▸ **DO THIS**
Give the count of lines in the data that include "bottom", with no other words.

##########

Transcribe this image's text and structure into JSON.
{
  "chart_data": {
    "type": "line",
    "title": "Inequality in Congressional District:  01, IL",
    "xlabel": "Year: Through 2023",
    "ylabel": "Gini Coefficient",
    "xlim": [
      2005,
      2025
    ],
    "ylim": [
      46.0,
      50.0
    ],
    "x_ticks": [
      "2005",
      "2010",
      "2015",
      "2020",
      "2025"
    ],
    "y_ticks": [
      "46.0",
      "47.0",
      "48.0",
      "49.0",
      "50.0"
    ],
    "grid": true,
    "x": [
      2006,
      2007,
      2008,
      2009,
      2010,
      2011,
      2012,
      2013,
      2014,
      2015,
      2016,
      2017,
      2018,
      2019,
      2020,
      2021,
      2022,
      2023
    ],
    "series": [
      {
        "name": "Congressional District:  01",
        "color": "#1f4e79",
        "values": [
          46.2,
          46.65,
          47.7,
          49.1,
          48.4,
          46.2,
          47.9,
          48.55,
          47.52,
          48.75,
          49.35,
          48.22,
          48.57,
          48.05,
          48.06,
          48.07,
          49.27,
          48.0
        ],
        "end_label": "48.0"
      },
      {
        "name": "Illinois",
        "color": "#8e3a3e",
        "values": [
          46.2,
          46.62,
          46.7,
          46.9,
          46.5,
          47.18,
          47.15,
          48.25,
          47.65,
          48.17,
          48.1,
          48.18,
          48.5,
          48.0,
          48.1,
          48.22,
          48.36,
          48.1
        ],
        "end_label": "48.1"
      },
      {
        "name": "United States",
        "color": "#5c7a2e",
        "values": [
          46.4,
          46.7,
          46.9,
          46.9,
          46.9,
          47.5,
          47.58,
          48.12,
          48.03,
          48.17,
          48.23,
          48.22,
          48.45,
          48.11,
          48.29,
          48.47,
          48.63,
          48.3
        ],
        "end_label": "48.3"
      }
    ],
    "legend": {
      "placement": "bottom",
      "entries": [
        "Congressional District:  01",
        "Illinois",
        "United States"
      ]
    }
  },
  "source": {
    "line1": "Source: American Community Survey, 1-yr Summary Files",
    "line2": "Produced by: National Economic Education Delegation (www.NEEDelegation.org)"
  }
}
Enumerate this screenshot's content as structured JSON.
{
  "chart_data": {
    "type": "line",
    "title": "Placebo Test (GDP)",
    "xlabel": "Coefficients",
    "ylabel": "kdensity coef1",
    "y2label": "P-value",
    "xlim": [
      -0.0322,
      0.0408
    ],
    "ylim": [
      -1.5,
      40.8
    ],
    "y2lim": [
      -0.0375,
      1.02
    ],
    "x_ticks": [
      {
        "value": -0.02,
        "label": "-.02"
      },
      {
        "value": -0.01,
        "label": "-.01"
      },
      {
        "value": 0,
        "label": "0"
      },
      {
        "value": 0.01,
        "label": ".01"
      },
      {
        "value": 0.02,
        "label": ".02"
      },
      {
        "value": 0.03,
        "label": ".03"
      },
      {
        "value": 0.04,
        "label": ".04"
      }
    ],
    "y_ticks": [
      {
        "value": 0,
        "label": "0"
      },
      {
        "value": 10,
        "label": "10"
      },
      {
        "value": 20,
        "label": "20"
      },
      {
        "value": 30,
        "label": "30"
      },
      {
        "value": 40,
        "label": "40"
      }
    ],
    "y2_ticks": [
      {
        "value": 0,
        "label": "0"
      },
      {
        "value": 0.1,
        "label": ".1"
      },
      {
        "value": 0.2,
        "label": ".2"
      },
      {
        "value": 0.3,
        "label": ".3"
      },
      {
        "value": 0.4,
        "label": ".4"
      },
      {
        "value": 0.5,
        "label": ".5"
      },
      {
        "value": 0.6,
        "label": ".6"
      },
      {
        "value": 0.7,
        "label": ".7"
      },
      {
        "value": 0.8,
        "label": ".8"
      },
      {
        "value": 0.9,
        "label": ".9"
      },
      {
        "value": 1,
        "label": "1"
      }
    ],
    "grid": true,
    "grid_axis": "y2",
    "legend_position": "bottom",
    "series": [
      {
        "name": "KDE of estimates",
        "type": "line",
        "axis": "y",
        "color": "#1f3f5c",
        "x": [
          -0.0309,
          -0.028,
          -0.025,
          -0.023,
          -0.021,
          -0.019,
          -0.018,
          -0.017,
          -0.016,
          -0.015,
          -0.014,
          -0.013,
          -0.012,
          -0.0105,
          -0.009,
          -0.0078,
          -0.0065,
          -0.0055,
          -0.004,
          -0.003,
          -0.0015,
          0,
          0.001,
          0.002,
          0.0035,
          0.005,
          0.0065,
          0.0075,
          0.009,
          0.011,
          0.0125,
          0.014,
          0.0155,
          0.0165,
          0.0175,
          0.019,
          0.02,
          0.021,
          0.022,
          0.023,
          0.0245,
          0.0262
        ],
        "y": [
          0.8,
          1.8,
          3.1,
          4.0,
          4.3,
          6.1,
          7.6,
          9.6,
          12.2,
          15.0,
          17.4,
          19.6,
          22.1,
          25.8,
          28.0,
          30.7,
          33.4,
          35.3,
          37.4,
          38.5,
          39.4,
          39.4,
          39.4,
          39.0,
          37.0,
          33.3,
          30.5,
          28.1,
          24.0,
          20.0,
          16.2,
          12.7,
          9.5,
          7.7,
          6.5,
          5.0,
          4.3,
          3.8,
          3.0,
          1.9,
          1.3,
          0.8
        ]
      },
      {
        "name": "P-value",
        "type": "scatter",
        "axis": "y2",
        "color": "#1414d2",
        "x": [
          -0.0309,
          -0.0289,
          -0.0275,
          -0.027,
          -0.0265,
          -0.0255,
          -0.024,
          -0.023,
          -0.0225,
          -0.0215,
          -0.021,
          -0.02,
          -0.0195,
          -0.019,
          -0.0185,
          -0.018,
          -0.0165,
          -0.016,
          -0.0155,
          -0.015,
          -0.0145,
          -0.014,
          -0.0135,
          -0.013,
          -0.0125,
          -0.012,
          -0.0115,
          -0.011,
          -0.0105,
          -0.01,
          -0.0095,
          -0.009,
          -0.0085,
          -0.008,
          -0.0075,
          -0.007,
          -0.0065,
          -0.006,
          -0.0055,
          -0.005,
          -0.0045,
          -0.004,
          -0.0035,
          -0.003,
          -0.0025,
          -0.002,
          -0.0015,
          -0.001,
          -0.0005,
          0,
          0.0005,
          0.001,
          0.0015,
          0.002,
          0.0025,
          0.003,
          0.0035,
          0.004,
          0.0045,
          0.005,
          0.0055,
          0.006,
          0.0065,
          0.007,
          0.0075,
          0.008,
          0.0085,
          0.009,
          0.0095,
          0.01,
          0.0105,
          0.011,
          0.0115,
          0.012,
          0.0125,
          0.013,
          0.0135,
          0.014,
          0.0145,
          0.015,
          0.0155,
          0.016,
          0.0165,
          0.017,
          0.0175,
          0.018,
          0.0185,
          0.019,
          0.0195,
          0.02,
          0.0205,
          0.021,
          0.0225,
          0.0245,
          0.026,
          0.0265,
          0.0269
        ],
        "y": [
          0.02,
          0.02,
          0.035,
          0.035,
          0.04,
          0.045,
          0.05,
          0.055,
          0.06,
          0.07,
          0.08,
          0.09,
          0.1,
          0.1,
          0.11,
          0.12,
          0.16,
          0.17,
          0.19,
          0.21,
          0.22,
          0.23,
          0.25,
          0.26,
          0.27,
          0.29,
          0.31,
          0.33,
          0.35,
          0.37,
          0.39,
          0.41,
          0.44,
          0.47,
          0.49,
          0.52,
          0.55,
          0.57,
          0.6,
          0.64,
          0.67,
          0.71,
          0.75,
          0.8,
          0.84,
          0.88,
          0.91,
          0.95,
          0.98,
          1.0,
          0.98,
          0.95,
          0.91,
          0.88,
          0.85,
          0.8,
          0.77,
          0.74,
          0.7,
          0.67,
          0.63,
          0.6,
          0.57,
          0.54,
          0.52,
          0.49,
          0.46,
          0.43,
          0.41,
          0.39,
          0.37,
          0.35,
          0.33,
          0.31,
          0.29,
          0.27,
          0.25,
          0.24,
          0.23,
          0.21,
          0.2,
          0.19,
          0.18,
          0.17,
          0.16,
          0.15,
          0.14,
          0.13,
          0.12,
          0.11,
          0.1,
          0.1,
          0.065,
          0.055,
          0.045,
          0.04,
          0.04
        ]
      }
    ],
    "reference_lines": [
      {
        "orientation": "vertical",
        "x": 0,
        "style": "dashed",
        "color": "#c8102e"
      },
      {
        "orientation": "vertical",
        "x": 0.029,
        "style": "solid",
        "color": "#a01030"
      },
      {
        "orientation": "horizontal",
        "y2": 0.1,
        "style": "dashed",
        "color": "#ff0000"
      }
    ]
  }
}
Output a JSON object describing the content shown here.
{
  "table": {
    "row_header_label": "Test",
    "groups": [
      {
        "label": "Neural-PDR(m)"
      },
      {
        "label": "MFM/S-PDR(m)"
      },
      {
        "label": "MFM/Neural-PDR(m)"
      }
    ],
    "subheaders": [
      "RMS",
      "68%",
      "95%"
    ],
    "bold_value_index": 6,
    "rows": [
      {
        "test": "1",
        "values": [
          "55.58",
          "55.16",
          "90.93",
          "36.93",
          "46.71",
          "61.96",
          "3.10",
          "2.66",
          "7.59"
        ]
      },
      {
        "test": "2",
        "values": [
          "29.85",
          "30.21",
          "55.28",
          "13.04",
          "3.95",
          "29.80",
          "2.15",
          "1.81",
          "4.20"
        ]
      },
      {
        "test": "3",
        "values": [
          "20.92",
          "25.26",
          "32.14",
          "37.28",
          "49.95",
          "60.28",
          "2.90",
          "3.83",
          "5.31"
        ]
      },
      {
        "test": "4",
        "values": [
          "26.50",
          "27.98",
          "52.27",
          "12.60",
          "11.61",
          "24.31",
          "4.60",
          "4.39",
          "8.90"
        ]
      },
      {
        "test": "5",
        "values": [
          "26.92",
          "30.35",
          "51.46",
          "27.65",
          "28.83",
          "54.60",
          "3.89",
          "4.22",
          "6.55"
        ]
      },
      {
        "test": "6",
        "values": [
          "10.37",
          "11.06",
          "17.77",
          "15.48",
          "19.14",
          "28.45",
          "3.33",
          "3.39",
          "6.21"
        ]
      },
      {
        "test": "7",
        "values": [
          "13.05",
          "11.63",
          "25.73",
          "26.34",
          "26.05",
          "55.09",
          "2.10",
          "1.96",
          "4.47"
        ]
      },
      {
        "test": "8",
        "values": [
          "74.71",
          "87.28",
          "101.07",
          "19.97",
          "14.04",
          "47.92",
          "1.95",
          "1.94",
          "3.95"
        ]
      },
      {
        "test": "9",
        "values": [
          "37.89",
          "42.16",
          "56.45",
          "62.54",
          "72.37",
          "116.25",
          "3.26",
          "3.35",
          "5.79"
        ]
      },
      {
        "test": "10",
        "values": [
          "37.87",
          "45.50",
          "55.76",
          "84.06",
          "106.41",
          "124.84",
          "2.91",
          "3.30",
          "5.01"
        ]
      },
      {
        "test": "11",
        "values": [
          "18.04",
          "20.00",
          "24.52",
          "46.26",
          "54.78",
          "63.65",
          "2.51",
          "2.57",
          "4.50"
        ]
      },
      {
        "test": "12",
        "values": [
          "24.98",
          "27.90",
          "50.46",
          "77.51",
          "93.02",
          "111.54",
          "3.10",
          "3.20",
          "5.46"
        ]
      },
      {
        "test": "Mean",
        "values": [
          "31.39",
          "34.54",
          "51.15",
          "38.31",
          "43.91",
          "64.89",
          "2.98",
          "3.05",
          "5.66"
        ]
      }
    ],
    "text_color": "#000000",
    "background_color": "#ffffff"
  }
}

##########

▸ **FULL ANSWER**
2